[Records from a data source]
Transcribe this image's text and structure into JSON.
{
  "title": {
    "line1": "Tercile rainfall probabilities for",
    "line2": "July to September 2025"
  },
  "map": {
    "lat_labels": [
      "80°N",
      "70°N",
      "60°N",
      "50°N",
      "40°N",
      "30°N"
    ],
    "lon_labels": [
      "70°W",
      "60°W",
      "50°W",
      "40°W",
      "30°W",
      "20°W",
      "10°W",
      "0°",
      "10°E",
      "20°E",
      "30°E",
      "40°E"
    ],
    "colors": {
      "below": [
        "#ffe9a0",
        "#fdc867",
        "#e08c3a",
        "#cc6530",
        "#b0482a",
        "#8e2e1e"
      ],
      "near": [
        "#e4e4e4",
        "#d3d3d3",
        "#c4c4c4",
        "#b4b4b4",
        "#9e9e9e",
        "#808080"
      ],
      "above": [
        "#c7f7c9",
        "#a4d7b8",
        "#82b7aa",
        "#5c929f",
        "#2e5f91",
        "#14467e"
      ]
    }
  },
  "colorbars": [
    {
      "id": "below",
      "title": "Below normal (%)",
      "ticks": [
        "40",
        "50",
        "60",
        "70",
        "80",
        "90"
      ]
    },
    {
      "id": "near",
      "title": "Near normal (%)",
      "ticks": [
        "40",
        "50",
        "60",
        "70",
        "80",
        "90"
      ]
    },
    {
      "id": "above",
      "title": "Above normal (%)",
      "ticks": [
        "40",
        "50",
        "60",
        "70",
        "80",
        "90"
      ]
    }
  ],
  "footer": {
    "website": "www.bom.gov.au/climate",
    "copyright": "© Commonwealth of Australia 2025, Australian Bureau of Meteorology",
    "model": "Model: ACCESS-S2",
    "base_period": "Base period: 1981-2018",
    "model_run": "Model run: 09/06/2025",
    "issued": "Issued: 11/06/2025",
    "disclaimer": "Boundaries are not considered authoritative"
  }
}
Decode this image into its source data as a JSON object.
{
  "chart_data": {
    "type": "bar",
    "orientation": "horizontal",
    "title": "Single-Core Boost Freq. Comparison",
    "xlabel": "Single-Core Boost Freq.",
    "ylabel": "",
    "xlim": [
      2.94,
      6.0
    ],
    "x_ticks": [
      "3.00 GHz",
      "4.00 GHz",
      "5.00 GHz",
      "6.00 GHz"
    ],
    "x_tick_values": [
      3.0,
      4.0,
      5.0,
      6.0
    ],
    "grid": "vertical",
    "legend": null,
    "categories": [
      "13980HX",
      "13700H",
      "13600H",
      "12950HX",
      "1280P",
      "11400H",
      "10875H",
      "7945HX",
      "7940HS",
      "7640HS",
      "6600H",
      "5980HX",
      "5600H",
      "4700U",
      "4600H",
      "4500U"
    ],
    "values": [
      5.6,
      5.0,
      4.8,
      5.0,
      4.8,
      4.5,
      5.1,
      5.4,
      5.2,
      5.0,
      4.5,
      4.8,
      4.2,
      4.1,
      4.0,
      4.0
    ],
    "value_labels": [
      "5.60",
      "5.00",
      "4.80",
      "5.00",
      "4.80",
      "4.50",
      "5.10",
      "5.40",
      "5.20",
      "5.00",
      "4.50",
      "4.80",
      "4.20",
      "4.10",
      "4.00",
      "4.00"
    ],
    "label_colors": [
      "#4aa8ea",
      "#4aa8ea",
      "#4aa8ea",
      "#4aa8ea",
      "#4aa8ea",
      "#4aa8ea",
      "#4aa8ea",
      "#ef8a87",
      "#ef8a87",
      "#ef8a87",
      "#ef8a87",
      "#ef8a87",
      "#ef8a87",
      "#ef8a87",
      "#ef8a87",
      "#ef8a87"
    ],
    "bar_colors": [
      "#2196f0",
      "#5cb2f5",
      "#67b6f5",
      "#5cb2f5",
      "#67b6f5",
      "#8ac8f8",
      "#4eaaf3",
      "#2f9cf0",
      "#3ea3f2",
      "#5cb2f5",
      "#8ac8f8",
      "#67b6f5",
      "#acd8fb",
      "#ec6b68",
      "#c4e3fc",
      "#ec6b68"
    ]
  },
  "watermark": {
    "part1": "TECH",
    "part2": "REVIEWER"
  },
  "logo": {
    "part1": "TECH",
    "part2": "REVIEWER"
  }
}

--

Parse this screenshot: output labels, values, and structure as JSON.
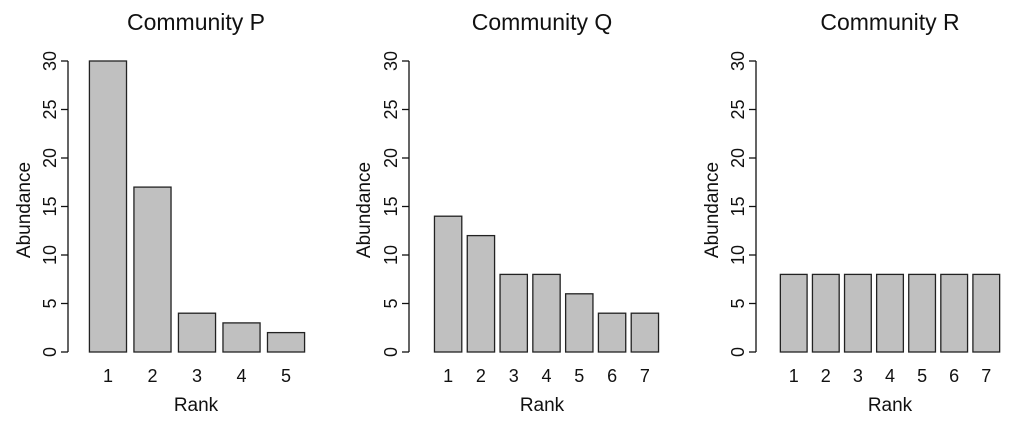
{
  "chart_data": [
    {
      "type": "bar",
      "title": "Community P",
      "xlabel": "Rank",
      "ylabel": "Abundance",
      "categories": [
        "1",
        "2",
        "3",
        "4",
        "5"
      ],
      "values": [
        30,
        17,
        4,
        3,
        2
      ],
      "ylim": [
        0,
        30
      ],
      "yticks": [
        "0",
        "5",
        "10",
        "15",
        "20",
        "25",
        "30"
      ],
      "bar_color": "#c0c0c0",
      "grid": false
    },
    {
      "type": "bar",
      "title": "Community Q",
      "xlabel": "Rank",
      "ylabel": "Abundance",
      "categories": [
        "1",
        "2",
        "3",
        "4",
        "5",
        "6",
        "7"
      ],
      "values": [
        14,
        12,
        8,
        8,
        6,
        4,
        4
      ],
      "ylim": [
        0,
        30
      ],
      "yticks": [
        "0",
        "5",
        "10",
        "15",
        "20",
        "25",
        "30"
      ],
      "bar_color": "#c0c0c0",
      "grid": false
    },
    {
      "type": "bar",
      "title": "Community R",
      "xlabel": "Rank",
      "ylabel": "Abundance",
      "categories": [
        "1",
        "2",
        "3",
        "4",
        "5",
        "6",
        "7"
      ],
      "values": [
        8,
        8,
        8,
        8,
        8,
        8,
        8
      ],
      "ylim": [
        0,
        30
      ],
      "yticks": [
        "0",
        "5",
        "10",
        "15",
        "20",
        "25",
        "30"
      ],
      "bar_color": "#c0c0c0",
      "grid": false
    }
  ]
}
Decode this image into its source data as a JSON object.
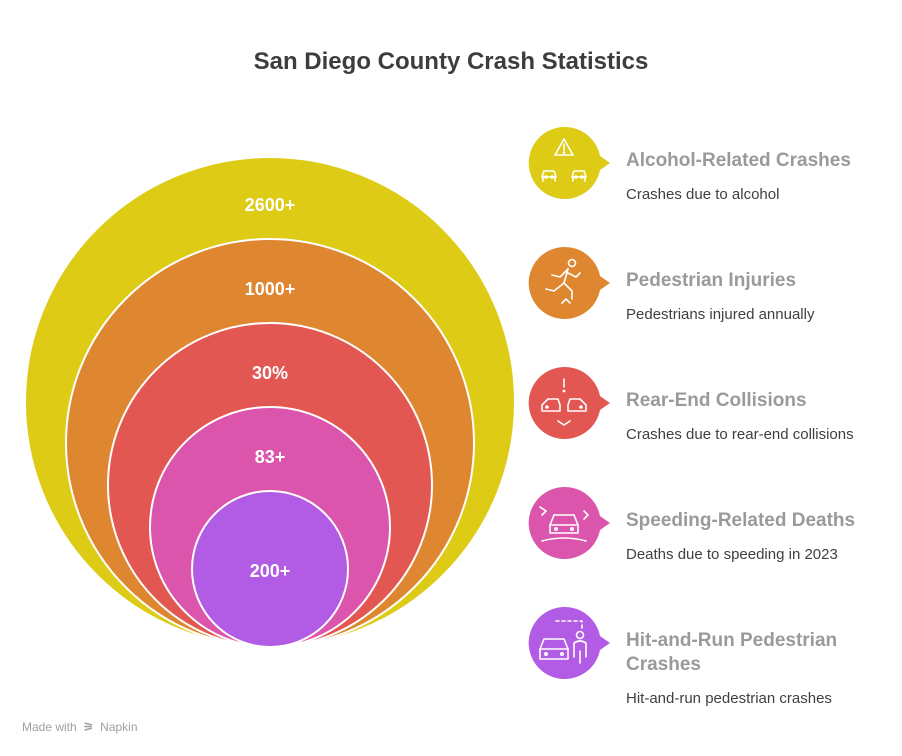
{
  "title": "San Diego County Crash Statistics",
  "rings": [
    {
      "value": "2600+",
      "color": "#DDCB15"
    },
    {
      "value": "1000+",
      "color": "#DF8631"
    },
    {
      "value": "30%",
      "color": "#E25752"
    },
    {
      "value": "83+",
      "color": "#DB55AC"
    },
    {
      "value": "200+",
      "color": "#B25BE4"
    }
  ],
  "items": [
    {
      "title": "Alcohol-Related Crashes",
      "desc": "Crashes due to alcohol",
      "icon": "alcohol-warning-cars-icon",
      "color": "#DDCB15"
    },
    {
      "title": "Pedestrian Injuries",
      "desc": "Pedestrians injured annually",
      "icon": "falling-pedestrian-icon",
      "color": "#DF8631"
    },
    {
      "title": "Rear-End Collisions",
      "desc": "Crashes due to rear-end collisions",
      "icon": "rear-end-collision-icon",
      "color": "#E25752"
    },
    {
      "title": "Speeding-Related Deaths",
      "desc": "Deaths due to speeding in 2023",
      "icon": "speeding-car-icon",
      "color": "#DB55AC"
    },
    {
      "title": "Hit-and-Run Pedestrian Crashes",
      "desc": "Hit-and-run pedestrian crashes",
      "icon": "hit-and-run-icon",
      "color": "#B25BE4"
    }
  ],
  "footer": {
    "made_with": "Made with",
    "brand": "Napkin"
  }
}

• **Set problem**:
Gather up the lines containing the word "Community" from these records and copy them.

• **Answer for this exercise**:
      "title": "Community P",
      "title": "Community Q",
      "title": "Community R",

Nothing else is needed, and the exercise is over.